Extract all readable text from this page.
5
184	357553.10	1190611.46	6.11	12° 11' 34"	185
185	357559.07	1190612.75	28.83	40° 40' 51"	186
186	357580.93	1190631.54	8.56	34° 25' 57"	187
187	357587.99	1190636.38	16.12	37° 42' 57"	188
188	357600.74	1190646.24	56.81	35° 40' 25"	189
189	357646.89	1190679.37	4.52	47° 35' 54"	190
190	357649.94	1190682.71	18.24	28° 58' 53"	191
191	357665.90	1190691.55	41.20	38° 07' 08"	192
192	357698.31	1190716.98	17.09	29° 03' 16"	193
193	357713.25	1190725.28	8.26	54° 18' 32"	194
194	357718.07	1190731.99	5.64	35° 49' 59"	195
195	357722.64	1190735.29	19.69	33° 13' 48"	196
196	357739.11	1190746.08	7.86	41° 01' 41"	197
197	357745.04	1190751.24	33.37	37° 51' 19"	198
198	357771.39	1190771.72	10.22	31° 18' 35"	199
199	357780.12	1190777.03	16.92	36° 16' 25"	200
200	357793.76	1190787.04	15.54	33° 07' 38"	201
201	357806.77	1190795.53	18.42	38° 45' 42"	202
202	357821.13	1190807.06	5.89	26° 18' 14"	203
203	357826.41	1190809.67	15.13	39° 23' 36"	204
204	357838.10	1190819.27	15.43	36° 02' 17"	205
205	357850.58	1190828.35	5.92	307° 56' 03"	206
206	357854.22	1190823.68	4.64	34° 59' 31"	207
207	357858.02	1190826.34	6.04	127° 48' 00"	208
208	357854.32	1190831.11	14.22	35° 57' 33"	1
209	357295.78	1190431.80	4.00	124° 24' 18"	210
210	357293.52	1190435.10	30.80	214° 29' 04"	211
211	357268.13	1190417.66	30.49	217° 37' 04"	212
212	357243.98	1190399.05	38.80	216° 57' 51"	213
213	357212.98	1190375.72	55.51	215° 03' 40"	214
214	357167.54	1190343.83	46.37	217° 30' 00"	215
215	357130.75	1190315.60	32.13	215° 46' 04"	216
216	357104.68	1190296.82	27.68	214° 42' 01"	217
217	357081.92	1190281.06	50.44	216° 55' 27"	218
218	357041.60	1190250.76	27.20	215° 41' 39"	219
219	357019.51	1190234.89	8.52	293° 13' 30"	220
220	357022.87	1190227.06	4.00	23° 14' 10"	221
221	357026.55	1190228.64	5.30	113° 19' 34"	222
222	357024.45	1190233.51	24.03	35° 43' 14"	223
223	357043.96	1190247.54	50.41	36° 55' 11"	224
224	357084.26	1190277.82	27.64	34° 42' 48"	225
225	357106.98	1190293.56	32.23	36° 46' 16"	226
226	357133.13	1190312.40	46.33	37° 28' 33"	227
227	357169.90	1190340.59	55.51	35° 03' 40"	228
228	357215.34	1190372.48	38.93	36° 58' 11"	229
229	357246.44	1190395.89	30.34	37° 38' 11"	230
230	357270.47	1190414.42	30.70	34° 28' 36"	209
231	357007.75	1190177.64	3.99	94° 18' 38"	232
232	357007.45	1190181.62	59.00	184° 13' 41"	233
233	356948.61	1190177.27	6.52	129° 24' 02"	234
###
AIM – Write the material out again in its entirety, exactly as shown.

EXERCISE ANSWER –
Extract all readable text from this page.
5
184	357553.10	1190611.46	6.11	12° 11' 34"	185
185	357559.07	1190612.75	28.83	40° 40' 51"	186
186	357580.93	1190631.54	8.56	34° 25' 57"	187
187	357587.99	1190636.38	16.12	37° 42' 57"	188
188	357600.74	1190646.24	56.81	35° 40' 25"	189
189	357646.89	1190679.37	4.52	47° 35' 54"	190
190	357649.94	1190682.71	18.24	28° 58' 53"	191
191	357665.90	1190691.55	41.20	38° 07' 08"	192
192	357698.31	1190716.98	17.09	29° 03' 16"	193
193	357713.25	1190725.28	8.26	54° 18' 32"	194
194	357718.07	1190731.99	5.64	35° 49' 59"	195
195	357722.64	1190735.29	19.69	33° 13' 48"	196
196	357739.11	1190746.08	7.86	41° 01' 41"	197
197	357745.04	1190751.24	33.37	37° 51' 19"	198
198	357771.39	1190771.72	10.22	31° 18' 35"	199
199	357780.12	1190777.03	16.92	36° 16' 25"	200
200	357793.76	1190787.04	15.54	33° 07' 38"	201
201	357806.77	1190795.53	18.42	38° 45' 42"	202
202	357821.13	1190807.06	5.89	26° 18' 14"	203
203	357826.41	1190809.67	15.13	39° 23' 36"	204
204	357838.10	1190819.27	15.43	36° 02' 17"	205
205	357850.58	1190828.35	5.92	307° 56' 03"	206
206	357854.22	1190823.68	4.64	34° 59' 31"	207
207	357858.02	1190826.34	6.04	127° 48' 00"	208
208	357854.32	1190831.11	14.22	35° 57' 33"	1
209	357295.78	1190431.80	4.00	124° 24' 18"	210
210	357293.52	1190435.10	30.80	214° 29' 04"	211
211	357268.13	1190417.66	30.49	217° 37' 04"	212
212	357243.98	1190399.05	38.80	216° 57' 51"	213
213	357212.98	1190375.72	55.51	215° 03' 40"	214
214	357167.54	1190343.83	46.37	217° 30' 00"	215
215	357130.75	1190315.60	32.13	215° 46' 04"	216
216	357104.68	1190296.82	27.68	214° 42' 01"	217
217	357081.92	1190281.06	50.44	216° 55' 27"	218
218	357041.60	1190250.76	27.20	215° 41' 39"	219
219	357019.51	1190234.89	8.52	293° 13' 30"	220
220	357022.87	1190227.06	4.00	23° 14' 10"	221
221	357026.55	1190228.64	5.30	113° 19' 34"	222
222	357024.45	1190233.51	24.03	35° 43' 14"	223
223	357043.96	1190247.54	50.41	36° 55' 11"	224
224	357084.26	1190277.82	27.64	34° 42' 48"	225
225	357106.98	1190293.56	32.23	36° 46' 16"	226
226	357133.13	1190312.40	46.33	37° 28' 33"	227
227	357169.90	1190340.59	55.51	35° 03' 40"	228
228	357215.34	1190372.48	38.93	36° 58' 11"	229
229	357246.44	1190395.89	30.34	37° 38' 11"	230
230	357270.47	1190414.42	30.70	34° 28' 36"	209
231	357007.75	1190177.64	3.99	94° 18' 38"	232
232	357007.45	1190181.62	59.00	184° 13' 41"	233
233	356948.61	1190177.27	6.52	129° 24' 02"	234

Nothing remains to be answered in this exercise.